** Goal **
Retype all the records with nothing changed.

** Data in this exercise **
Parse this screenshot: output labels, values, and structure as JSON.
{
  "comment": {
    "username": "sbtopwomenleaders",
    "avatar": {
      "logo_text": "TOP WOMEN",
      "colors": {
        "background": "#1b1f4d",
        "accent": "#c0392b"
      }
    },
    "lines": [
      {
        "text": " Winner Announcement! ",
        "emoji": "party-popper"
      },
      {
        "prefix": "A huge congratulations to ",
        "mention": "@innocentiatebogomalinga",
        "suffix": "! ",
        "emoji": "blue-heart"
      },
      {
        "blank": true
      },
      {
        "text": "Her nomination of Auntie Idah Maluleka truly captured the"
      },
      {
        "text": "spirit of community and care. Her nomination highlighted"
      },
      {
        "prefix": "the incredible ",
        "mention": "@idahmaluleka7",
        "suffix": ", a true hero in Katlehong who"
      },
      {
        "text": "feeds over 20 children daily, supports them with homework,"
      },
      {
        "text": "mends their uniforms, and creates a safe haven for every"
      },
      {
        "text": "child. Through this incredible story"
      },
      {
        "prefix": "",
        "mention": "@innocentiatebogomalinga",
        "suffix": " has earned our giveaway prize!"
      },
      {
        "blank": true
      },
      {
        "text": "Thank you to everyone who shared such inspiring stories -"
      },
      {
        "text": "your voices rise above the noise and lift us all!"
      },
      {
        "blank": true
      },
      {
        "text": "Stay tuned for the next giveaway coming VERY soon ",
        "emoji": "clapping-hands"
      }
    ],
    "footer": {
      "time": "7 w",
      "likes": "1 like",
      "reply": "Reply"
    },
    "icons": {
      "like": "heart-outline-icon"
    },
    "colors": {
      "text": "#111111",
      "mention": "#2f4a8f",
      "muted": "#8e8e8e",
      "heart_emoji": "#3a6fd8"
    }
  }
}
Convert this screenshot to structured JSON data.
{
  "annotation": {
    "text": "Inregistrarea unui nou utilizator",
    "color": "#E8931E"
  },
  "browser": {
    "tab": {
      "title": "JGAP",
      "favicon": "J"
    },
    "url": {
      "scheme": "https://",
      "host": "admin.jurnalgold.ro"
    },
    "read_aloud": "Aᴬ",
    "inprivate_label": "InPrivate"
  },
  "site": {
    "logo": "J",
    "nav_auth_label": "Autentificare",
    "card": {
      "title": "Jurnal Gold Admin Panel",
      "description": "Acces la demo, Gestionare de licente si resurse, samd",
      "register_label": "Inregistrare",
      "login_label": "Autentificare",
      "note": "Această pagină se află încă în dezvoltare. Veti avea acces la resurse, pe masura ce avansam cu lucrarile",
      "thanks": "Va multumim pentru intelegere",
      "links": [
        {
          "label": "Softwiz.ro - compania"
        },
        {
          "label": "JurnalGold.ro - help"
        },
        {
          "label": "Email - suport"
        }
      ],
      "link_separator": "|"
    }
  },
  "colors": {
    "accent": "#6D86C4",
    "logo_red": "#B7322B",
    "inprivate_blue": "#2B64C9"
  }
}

** Complete response **
Parse this screenshot: output labels, values, and structure as JSON.
{
  "comment": {
    "username": "sbtopwomenleaders",
    "avatar": {
      "logo_text": "TOP WOMEN",
      "colors": {
        "background": "#1b1f4d",
        "accent": "#c0392b"
      }
    },
    "lines": [
      {
        "text": " Winner Announcement! ",
        "emoji": "party-popper"
      },
      {
        "prefix": "A huge congratulations to ",
        "mention": "@innocentiatebogomalinga",
        "suffix": "! ",
        "emoji": "blue-heart"
      },
      {
        "blank": true
      },
      {
        "text": "Her nomination of Auntie Idah Maluleka truly captured the"
      },
      {
        "text": "spirit of community and care. Her nomination highlighted"
      },
      {
        "prefix": "the incredible ",
        "mention": "@idahmaluleka7",
        "suffix": ", a true hero in Katlehong who"
      },
      {
        "text": "feeds over 20 children daily, supports them with homework,"
      },
      {
        "text": "mends their uniforms, and creates a safe haven for every"
      },
      {
        "text": "child. Through this incredible story"
      },
      {
        "prefix": "",
        "mention": "@innocentiatebogomalinga",
        "suffix": " has earned our giveaway prize!"
      },
      {
        "blank": true
      },
      {
        "text": "Thank you to everyone who shared such inspiring stories -"
      },
      {
        "text": "your voices rise above the noise and lift us all!"
      },
      {
        "blank": true
      },
      {
        "text": "Stay tuned for the next giveaway coming VERY soon ",
        "emoji": "clapping-hands"
      }
    ],
    "footer": {
      "time": "7 w",
      "likes": "1 like",
      "reply": "Reply"
    },
    "icons": {
      "like": "heart-outline-icon"
    },
    "colors": {
      "text": "#111111",
      "mention": "#2f4a8f",
      "muted": "#8e8e8e",
      "heart_emoji": "#3a6fd8"
    }
  }
}
Convert this screenshot to structured JSON data.
{
  "annotation": {
    "text": "Inregistrarea unui nou utilizator",
    "color": "#E8931E"
  },
  "browser": {
    "tab": {
      "title": "JGAP",
      "favicon": "J"
    },
    "url": {
      "scheme": "https://",
      "host": "admin.jurnalgold.ro"
    },
    "read_aloud": "Aᴬ",
    "inprivate_label": "InPrivate"
  },
  "site": {
    "logo": "J",
    "nav_auth_label": "Autentificare",
    "card": {
      "title": "Jurnal Gold Admin Panel",
      "description": "Acces la demo, Gestionare de licente si resurse, samd",
      "register_label": "Inregistrare",
      "login_label": "Autentificare",
      "note": "Această pagină se află încă în dezvoltare. Veti avea acces la resurse, pe masura ce avansam cu lucrarile",
      "thanks": "Va multumim pentru intelegere",
      "links": [
        {
          "label": "Softwiz.ro - compania"
        },
        {
          "label": "JurnalGold.ro - help"
        },
        {
          "label": "Email - suport"
        }
      ],
      "link_separator": "|"
    }
  },
  "colors": {
    "accent": "#6D86C4",
    "logo_red": "#B7322B",
    "inprivate_blue": "#2B64C9"
  }
}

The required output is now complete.